# WRITTEN INSTRUCTION
Retype every entry word for word.

Rows from a dataset:
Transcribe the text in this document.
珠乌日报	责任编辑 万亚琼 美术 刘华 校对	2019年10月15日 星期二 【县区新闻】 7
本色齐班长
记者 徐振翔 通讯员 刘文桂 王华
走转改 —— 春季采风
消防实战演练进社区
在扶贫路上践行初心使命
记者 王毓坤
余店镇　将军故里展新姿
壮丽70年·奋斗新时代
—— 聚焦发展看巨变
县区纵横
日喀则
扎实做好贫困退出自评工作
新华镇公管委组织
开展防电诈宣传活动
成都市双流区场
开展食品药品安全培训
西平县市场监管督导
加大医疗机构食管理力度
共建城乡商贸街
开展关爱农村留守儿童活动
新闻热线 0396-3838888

# THE SOLUTION
Transcribe the text in this document.
珠乌日报	责任编辑 万亚琼 美术 刘华 校对	2019年10月15日 星期二 【县区新闻】 7
本色齐班长
记者 徐振翔 通讯员 刘文桂 王华
走转改 —— 春季采风
消防实战演练进社区
在扶贫路上践行初心使命
记者 王毓坤
余店镇　将军故里展新姿
壮丽70年·奋斗新时代
—— 聚焦发展看巨变
县区纵横
日喀则
扎实做好贫困退出自评工作
新华镇公管委组织
开展防电诈宣传活动
成都市双流区场
开展食品药品安全培训
西平县市场监管督导
加大医疗机构食管理力度
共建城乡商贸街
开展关爱农村留守儿童活动
新闻热线 0396-3838888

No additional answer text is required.